_JOB_. Pull out each line of the records holding the string "selected".
==========
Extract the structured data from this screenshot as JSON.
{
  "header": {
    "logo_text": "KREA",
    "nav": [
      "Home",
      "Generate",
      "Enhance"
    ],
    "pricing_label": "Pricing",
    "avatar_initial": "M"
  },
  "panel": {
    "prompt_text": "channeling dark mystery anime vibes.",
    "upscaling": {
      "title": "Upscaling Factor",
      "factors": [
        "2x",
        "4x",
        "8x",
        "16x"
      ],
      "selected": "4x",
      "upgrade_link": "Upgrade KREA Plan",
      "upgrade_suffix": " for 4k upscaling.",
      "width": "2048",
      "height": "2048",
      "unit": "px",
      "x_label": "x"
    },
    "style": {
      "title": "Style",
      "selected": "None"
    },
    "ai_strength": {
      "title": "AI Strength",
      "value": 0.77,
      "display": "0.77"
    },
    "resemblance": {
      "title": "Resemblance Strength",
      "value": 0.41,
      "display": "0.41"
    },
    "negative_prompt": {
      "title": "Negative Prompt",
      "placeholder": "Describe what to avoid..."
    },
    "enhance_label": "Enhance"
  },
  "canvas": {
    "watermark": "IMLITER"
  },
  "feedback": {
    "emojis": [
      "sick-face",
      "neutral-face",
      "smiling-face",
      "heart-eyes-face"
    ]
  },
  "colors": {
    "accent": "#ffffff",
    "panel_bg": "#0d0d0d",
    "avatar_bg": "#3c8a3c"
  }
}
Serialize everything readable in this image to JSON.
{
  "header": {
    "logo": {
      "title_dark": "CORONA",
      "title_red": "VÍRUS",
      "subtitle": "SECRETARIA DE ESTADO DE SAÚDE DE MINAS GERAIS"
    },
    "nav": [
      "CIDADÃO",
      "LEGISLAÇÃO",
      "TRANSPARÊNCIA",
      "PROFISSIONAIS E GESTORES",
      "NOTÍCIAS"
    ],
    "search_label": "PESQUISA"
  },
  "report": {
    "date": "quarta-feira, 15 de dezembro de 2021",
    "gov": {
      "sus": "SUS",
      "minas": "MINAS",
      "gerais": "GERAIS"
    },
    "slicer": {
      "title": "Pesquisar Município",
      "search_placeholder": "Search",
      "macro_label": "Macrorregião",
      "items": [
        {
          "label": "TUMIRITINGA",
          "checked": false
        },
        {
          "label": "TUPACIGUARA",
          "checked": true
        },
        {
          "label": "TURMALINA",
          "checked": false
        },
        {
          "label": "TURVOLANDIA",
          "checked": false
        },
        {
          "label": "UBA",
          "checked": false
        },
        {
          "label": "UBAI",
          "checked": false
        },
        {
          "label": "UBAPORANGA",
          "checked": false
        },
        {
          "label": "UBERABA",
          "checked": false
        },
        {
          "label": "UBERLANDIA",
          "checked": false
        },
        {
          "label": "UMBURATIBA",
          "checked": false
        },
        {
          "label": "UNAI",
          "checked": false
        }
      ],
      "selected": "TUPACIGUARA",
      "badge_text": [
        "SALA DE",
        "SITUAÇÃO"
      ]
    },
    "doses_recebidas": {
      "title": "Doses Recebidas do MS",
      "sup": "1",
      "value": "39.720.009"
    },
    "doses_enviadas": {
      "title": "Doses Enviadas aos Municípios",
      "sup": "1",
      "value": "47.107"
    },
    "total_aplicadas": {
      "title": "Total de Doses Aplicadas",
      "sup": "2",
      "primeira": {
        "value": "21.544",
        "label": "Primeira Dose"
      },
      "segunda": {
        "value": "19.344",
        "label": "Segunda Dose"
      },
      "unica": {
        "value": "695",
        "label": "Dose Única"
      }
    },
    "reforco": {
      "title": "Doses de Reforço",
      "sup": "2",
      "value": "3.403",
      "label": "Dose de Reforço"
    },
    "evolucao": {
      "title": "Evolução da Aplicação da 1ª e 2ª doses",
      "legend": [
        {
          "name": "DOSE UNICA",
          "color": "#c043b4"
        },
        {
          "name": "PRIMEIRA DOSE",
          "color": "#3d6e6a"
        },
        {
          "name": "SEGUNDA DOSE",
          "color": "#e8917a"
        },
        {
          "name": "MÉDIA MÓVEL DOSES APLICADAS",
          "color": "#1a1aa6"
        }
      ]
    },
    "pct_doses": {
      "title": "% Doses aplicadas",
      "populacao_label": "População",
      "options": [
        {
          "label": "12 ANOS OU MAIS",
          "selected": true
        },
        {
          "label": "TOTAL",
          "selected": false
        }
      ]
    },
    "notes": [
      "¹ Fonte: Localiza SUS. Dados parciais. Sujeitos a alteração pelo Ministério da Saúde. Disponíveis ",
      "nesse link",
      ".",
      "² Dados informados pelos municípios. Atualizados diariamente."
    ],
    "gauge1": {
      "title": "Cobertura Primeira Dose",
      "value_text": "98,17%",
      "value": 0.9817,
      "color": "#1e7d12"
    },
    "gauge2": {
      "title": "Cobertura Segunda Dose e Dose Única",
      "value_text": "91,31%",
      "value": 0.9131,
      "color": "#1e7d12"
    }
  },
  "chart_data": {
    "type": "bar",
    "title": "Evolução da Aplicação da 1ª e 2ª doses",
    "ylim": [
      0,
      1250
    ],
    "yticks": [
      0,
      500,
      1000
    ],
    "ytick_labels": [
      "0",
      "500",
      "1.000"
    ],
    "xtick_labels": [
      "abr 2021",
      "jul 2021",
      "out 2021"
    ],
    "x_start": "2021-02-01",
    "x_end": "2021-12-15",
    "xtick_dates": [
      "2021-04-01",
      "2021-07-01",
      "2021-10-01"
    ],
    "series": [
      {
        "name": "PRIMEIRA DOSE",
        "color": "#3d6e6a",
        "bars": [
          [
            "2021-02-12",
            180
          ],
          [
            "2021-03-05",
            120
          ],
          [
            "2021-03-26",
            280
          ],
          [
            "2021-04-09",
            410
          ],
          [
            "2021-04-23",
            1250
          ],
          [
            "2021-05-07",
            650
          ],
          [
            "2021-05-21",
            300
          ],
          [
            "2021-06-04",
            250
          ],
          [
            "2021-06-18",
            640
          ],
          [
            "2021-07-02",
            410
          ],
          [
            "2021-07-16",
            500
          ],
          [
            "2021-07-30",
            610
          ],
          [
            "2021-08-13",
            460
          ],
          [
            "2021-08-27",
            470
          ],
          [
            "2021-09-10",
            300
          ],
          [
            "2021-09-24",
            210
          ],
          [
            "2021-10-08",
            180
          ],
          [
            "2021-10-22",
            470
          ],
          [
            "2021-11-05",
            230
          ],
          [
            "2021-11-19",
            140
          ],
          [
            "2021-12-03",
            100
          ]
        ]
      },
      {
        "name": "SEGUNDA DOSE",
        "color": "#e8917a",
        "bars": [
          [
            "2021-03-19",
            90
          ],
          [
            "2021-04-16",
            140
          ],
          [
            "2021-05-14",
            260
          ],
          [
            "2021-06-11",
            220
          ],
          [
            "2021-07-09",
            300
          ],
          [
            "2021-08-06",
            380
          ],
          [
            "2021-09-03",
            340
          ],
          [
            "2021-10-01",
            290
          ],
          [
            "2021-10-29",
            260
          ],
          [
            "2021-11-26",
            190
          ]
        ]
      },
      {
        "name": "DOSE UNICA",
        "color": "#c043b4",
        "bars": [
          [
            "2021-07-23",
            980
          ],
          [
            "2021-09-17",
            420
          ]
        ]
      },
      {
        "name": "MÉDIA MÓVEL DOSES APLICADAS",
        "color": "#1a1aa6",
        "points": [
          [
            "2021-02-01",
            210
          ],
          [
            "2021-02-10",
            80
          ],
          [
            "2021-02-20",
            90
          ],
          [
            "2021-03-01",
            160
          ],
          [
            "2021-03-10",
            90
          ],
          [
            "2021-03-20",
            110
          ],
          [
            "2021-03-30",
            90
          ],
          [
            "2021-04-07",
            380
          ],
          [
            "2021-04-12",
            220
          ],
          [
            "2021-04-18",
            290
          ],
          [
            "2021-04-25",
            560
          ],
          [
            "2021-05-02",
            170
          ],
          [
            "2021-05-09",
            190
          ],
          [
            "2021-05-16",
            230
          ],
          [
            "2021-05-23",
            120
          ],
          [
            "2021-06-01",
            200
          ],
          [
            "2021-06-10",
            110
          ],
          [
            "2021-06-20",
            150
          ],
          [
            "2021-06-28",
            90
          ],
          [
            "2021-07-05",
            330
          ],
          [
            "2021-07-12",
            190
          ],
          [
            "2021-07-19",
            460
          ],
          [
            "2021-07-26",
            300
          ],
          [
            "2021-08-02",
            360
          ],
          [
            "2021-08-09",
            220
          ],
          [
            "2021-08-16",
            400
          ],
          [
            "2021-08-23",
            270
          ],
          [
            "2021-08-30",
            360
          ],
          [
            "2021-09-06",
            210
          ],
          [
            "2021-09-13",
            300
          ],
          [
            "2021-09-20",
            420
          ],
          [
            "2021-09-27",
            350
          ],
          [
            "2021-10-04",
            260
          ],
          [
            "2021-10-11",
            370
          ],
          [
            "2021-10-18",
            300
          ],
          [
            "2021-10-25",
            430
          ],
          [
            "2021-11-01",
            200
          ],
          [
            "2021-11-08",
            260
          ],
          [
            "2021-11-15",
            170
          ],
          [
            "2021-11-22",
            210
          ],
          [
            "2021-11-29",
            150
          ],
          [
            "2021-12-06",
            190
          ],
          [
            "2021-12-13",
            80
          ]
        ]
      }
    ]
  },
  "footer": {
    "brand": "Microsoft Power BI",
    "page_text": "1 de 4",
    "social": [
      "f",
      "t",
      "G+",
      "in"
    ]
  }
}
==========
_WRITTEN SOLUTION_.
      "selected": "4x",
      "selected": "None"
      "selected": "TUPACIGUARA",
          "selected": true
          "selected": false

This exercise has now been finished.